DO THIS = Locate all lines with the word "calories" and copy them out.

DATASET RECORDS =
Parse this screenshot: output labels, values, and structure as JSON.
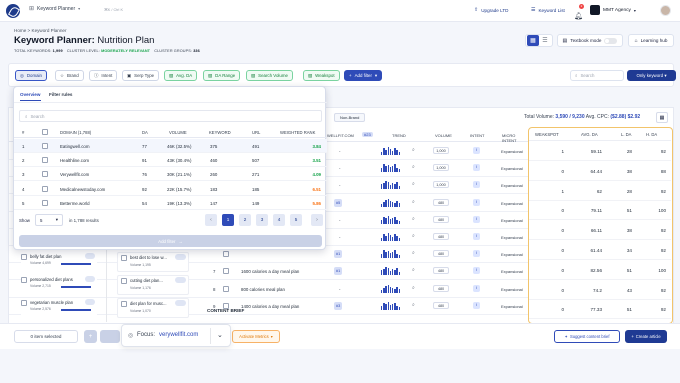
{
  "nav": {
    "app_label": "Keyword Planner",
    "hint": "⌘K / Ctrl K",
    "upgrade": "Upgrade LTD",
    "keyword_list": "Keyword List",
    "notif_count": "2",
    "agency": "MMT Agency"
  },
  "header": {
    "breadcrumb_home": "Home",
    "breadcrumb_sep": ">",
    "breadcrumb_current": "Keyword Planner",
    "title_prefix": "Keyword Planner:",
    "title_name": "Nutrition Plan",
    "stat_kw_label": "TOTAL KEYWORDS:",
    "stat_kw_value": "1,999",
    "stat_cluster_label": "CLUSTER LEVEL:",
    "stat_cluster_value": "MODERATELY RELEVANT",
    "stat_groups_label": "CLUSTER GROUPS:",
    "stat_groups_value": "336",
    "textbook_mode": "Textbook mode",
    "learning_hub": "Learning hub"
  },
  "filters": {
    "chips": [
      "Domain",
      "Brand",
      "Intent",
      "Serp Type",
      "Avg. DA",
      "DA Range",
      "Search Volume",
      "Weakspot"
    ],
    "add_filter": "Add filter",
    "search_placeholder": "Search",
    "keyword_dropdown": "Only keyword"
  },
  "bgtable": {
    "brand_chip": "Non-Brand",
    "total_volume_label": "Total Volume:",
    "total_volume_value": "3,590 / 9,230",
    "avg_cpc_label": "Avg. CPC:",
    "avg_cpc_value": "($2.88) $2.92",
    "columns": [
      "WELLFIT.COM",
      "#23",
      "TREND",
      "VOLUME",
      "INTENT",
      "MICRO INTENT"
    ],
    "rows": [
      {
        "num": "",
        "keyword": "",
        "pos": "-",
        "volume": "1,000",
        "intent": "I",
        "micro": "Expansional",
        "tag": ""
      },
      {
        "num": "",
        "keyword": "",
        "pos": "-",
        "volume": "1,000",
        "intent": "I",
        "micro": "Expansional",
        "tag": ""
      },
      {
        "num": "",
        "keyword": "",
        "pos": "-",
        "volume": "1,000",
        "intent": "I",
        "micro": "Expansional",
        "tag": ""
      },
      {
        "num": "",
        "keyword": "",
        "pos": "#5",
        "volume": "480",
        "intent": "I",
        "micro": "Expansional",
        "tag": "#5"
      },
      {
        "num": "",
        "keyword": "",
        "pos": "-",
        "volume": "480",
        "intent": "I",
        "micro": "Expansional",
        "tag": ""
      },
      {
        "num": "",
        "keyword": "",
        "pos": "-",
        "volume": "480",
        "intent": "I",
        "micro": "Expansional",
        "tag": ""
      },
      {
        "num": "",
        "keyword": "",
        "pos": "#1",
        "volume": "480",
        "intent": "I",
        "micro": "Expansional",
        "tag": "#1"
      },
      {
        "num": "7",
        "keyword": "1600 calories a day meal plan",
        "pos": "#1",
        "volume": "480",
        "intent": "I",
        "micro": "Expansional",
        "tag": "#1"
      },
      {
        "num": "8",
        "keyword": "800 calories meal plan",
        "pos": "-",
        "volume": "480",
        "intent": "I",
        "micro": "Expansional",
        "tag": ""
      },
      {
        "num": "9",
        "keyword": "1400 calories a day meal plan",
        "pos": "#3",
        "volume": "480",
        "intent": "I",
        "micro": "Expansional",
        "tag": "#3"
      }
    ],
    "content_brief": "CONTENT BRIEF"
  },
  "weakspot": {
    "columns": [
      "WEAKSPOT",
      "AVG. DA",
      "L. DA",
      "H. DA"
    ],
    "rows": [
      {
        "weakspot": "1",
        "avg": "59.11",
        "lda": "28",
        "hda": "92"
      },
      {
        "weakspot": "0",
        "avg": "64.44",
        "lda": "38",
        "hda": "88"
      },
      {
        "weakspot": "1",
        "avg": "62",
        "lda": "28",
        "hda": "92"
      },
      {
        "weakspot": "0",
        "avg": "79.11",
        "lda": "51",
        "hda": "100"
      },
      {
        "weakspot": "0",
        "avg": "66.11",
        "lda": "38",
        "hda": "92"
      },
      {
        "weakspot": "0",
        "avg": "61.44",
        "lda": "34",
        "hda": "92"
      },
      {
        "weakspot": "0",
        "avg": "82.56",
        "lda": "51",
        "hda": "100"
      },
      {
        "weakspot": "0",
        "avg": "74.2",
        "lda": "43",
        "hda": "92"
      },
      {
        "weakspot": "0",
        "avg": "77.33",
        "lda": "51",
        "hda": "92"
      },
      {
        "weakspot": "0",
        "avg": "79.11",
        "lda": "51",
        "hda": "100"
      }
    ]
  },
  "overlay": {
    "tab_overview": "Overview",
    "tab_filter_rules": "Filter rules",
    "search_placeholder": "Search",
    "columns": [
      "#",
      "DOMAIN (1,788)",
      "DA",
      "VOLUME",
      "KEYWORD",
      "URL",
      "WEIGHTED RANK"
    ],
    "rows": [
      {
        "n": "1",
        "domain": "Eatingwell.com",
        "da": "77",
        "volume": "46K (32.5%)",
        "keyword": "375",
        "url": "491",
        "rank": "3.84",
        "rank_color": "#16a34a"
      },
      {
        "n": "2",
        "domain": "Healthline.com",
        "da": "91",
        "volume": "43K (30.4%)",
        "keyword": "460",
        "url": "507",
        "rank": "3.51",
        "rank_color": "#16a34a"
      },
      {
        "n": "3",
        "domain": "Verywellfit.com",
        "da": "76",
        "volume": "30K (21.1%)",
        "keyword": "260",
        "url": "271",
        "rank": "4.09",
        "rank_color": "#16a34a"
      },
      {
        "n": "4",
        "domain": "Medicalnewstoday.com",
        "da": "92",
        "volume": "22K (15.7%)",
        "keyword": "183",
        "url": "185",
        "rank": "6.51",
        "rank_color": "#f97316"
      },
      {
        "n": "5",
        "domain": "Betterme.world",
        "da": "54",
        "volume": "19K (13.3%)",
        "keyword": "147",
        "url": "149",
        "rank": "5.86",
        "rank_color": "#f97316"
      }
    ],
    "show_label": "Show",
    "show_value": "5",
    "results_text": "in 1,788 results",
    "pages": [
      "1",
      "2",
      "3",
      "4",
      "5"
    ],
    "add_filter": "Add filter"
  },
  "clusters": {
    "left": [
      {
        "title": "belly fat diet plan",
        "volume": "Volume 4,699"
      },
      {
        "title": "personalized diet plans",
        "volume": "Volume 2,715"
      },
      {
        "title": "vegetarian muscle plan",
        "volume": "Volume 2,576"
      }
    ],
    "mid": [
      {
        "title": "best diet to lose w...",
        "volume": "Volume 1,195"
      },
      {
        "title": "cutting diet plan...",
        "volume": "Volume 1,176"
      },
      {
        "title": "diet plan for musc...",
        "volume": "Volume 1,070"
      }
    ]
  },
  "bottom": {
    "selected": "0 item selected",
    "focus_label": "Focus:",
    "focus_value": "verywellfit.com",
    "activate_metrics": "Activate Metrics",
    "suggest": "Suggest content brief",
    "create": "Create article"
  },
  "colors": {
    "primary": "#1f3a93",
    "accent_blue": "#2f4bb8",
    "weakspot_border": "#f2c46b",
    "green": "#16a34a",
    "orange": "#f97316"
  }
}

WRITTEN ANSWER =
        "keyword": "1600 calories a day meal plan",
        "keyword": "800 calories meal plan",
        "keyword": "1400 calories a day meal plan",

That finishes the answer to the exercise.